** Start of Data to use **

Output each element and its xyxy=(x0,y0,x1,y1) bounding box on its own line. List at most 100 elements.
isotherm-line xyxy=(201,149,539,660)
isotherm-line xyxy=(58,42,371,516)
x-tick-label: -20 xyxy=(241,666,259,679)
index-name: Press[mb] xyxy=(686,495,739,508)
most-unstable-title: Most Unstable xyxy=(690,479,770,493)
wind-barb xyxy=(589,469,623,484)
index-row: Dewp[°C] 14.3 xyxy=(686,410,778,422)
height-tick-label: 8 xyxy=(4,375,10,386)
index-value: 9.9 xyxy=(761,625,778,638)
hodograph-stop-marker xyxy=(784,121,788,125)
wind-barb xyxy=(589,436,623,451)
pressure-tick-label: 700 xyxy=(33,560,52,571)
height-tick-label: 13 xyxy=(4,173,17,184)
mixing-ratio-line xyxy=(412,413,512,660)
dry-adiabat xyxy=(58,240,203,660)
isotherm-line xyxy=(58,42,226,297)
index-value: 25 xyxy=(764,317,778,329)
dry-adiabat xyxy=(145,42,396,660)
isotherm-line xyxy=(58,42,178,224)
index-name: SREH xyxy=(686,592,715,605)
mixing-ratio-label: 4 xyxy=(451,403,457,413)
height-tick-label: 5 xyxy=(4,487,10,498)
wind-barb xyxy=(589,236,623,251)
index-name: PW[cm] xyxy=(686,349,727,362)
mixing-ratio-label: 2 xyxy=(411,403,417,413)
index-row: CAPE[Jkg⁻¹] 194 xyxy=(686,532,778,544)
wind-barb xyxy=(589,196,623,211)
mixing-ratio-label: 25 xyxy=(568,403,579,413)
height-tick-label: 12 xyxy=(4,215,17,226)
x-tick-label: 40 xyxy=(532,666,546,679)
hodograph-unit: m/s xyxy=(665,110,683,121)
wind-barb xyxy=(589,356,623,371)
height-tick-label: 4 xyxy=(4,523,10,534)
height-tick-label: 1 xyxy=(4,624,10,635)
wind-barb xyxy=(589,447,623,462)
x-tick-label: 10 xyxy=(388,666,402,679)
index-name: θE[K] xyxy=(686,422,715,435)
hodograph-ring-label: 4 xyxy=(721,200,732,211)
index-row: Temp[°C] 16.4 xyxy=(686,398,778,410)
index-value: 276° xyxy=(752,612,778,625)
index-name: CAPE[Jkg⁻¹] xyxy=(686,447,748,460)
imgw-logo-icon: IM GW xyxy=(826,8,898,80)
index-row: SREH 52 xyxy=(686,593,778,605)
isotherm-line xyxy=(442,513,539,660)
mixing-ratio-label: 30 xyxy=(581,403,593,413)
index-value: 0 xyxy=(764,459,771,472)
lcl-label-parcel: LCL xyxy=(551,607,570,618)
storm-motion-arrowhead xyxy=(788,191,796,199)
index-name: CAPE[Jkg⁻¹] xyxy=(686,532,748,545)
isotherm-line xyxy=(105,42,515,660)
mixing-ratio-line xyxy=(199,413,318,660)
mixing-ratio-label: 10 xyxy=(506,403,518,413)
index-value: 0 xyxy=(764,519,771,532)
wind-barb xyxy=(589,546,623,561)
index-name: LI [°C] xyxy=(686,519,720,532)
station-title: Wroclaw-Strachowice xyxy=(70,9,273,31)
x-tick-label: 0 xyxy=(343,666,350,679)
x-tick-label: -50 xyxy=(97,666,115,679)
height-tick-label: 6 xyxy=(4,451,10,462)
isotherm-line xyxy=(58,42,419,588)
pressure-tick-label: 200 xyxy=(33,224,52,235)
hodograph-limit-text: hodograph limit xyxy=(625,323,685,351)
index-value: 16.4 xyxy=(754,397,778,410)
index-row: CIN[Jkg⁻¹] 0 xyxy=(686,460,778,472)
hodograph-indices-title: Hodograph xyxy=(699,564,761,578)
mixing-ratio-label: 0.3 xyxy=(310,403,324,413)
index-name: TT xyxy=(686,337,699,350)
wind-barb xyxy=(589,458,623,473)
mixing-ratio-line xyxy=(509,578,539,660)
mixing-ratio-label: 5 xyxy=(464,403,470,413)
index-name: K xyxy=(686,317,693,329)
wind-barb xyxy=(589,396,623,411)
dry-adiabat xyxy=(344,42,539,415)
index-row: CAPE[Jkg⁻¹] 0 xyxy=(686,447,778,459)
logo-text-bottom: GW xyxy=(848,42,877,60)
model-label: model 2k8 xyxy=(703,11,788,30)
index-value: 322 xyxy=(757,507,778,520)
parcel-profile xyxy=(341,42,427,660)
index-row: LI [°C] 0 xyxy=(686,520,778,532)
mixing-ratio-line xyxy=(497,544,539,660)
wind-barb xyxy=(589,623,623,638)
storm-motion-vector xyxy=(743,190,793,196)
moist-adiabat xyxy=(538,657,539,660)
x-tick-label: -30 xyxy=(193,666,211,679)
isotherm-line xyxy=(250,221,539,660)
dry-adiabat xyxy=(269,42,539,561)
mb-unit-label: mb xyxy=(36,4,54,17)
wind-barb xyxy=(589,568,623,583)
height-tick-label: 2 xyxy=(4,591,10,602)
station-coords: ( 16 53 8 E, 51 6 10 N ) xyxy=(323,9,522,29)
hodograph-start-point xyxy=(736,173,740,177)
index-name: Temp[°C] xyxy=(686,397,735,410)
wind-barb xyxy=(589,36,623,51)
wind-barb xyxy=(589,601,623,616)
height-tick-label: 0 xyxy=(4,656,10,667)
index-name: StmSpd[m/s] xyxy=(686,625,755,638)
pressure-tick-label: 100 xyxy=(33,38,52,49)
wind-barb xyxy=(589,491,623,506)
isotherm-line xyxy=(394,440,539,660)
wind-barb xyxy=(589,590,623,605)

** End of Data to use **

What you are asked to do:
Reproduce the records above verbatim, line for line.

Complete answer:
Output each element and its xyxy=(x0,y0,x1,y1) bounding box on its own line. List at most 100 elements.
isotherm-line xyxy=(201,149,539,660)
isotherm-line xyxy=(58,42,371,516)
x-tick-label: -20 xyxy=(241,666,259,679)
index-name: Press[mb] xyxy=(686,495,739,508)
most-unstable-title: Most Unstable xyxy=(690,479,770,493)
wind-barb xyxy=(589,469,623,484)
index-row: Dewp[°C] 14.3 xyxy=(686,410,778,422)
height-tick-label: 8 xyxy=(4,375,10,386)
index-value: 9.9 xyxy=(761,625,778,638)
hodograph-stop-marker xyxy=(784,121,788,125)
wind-barb xyxy=(589,436,623,451)
pressure-tick-label: 700 xyxy=(33,560,52,571)
height-tick-label: 13 xyxy=(4,173,17,184)
mixing-ratio-line xyxy=(412,413,512,660)
dry-adiabat xyxy=(58,240,203,660)
isotherm-line xyxy=(58,42,226,297)
index-value: 25 xyxy=(764,317,778,329)
dry-adiabat xyxy=(145,42,396,660)
isotherm-line xyxy=(58,42,178,224)
index-name: SREH xyxy=(686,592,715,605)
mixing-ratio-label: 4 xyxy=(451,403,457,413)
height-tick-label: 5 xyxy=(4,487,10,498)
wind-barb xyxy=(589,236,623,251)
index-name: PW[cm] xyxy=(686,349,727,362)
mixing-ratio-label: 2 xyxy=(411,403,417,413)
index-row: CAPE[Jkg⁻¹] 194 xyxy=(686,532,778,544)
wind-barb xyxy=(589,196,623,211)
mixing-ratio-label: 25 xyxy=(568,403,579,413)
height-tick-label: 12 xyxy=(4,215,17,226)
x-tick-label: 40 xyxy=(532,666,546,679)
hodograph-unit: m/s xyxy=(665,110,683,121)
wind-barb xyxy=(589,356,623,371)
height-tick-label: 4 xyxy=(4,523,10,534)
height-tick-label: 1 xyxy=(4,624,10,635)
wind-barb xyxy=(589,447,623,462)
x-tick-label: 10 xyxy=(388,666,402,679)
index-name: θE[K] xyxy=(686,422,715,435)
hodograph-ring-label: 4 xyxy=(721,200,732,211)
index-row: Temp[°C] 16.4 xyxy=(686,398,778,410)
index-value: 276° xyxy=(752,612,778,625)
index-name: CAPE[Jkg⁻¹] xyxy=(686,447,748,460)
imgw-logo-icon: IM GW xyxy=(826,8,898,80)
index-row: SREH 52 xyxy=(686,593,778,605)
isotherm-line xyxy=(442,513,539,660)
mixing-ratio-label: 30 xyxy=(581,403,593,413)
index-value: 0 xyxy=(764,459,771,472)
lcl-label-parcel: LCL xyxy=(551,607,570,618)
storm-motion-arrowhead xyxy=(788,191,796,199)
index-name: CAPE[Jkg⁻¹] xyxy=(686,532,748,545)
isotherm-line xyxy=(105,42,515,660)
mixing-ratio-line xyxy=(199,413,318,660)
mixing-ratio-label: 10 xyxy=(506,403,518,413)
index-value: 0 xyxy=(764,519,771,532)
wind-barb xyxy=(589,546,623,561)
index-name: LI [°C] xyxy=(686,519,720,532)
station-title: Wroclaw-Strachowice xyxy=(70,9,273,31)
x-tick-label: 0 xyxy=(343,666,350,679)
x-tick-label: -50 xyxy=(97,666,115,679)
height-tick-label: 6 xyxy=(4,451,10,462)
isotherm-line xyxy=(58,42,419,588)
pressure-tick-label: 200 xyxy=(33,224,52,235)
hodograph-limit-text: hodograph limit xyxy=(625,323,685,351)
index-value: 16.4 xyxy=(754,397,778,410)
index-row: CIN[Jkg⁻¹] 0 xyxy=(686,460,778,472)
hodograph-indices-title: Hodograph xyxy=(699,564,761,578)
mixing-ratio-label: 0.3 xyxy=(310,403,324,413)
index-name: TT xyxy=(686,337,699,350)
wind-barb xyxy=(589,458,623,473)
mixing-ratio-line xyxy=(509,578,539,660)
mixing-ratio-label: 5 xyxy=(464,403,470,413)
index-name: K xyxy=(686,317,693,329)
wind-barb xyxy=(589,396,623,411)
dry-adiabat xyxy=(344,42,539,415)
index-row: CAPE[Jkg⁻¹] 0 xyxy=(686,447,778,459)
logo-text-bottom: GW xyxy=(848,42,877,60)
model-label: model 2k8 xyxy=(703,11,788,30)
index-value: 322 xyxy=(757,507,778,520)
parcel-profile xyxy=(341,42,427,660)
index-row: LI [°C] 0 xyxy=(686,520,778,532)
mixing-ratio-line xyxy=(497,544,539,660)
wind-barb xyxy=(589,623,623,638)
storm-motion-vector xyxy=(743,190,793,196)
moist-adiabat xyxy=(538,657,539,660)
x-tick-label: -30 xyxy=(193,666,211,679)
isotherm-line xyxy=(250,221,539,660)
dry-adiabat xyxy=(269,42,539,561)
mb-unit-label: mb xyxy=(36,4,54,17)
wind-barb xyxy=(589,568,623,583)
height-tick-label: 2 xyxy=(4,591,10,602)
station-coords: ( 16 53 8 E, 51 6 10 N ) xyxy=(323,9,522,29)
hodograph-start-point xyxy=(736,173,740,177)
index-name: Temp[°C] xyxy=(686,397,735,410)
wind-barb xyxy=(589,36,623,51)
wind-barb xyxy=(589,601,623,616)
height-tick-label: 0 xyxy=(4,656,10,667)
index-name: StmSpd[m/s] xyxy=(686,625,755,638)
pressure-tick-label: 100 xyxy=(33,38,52,49)
wind-barb xyxy=(589,491,623,506)
isotherm-line xyxy=(394,440,539,660)
wind-barb xyxy=(589,590,623,605)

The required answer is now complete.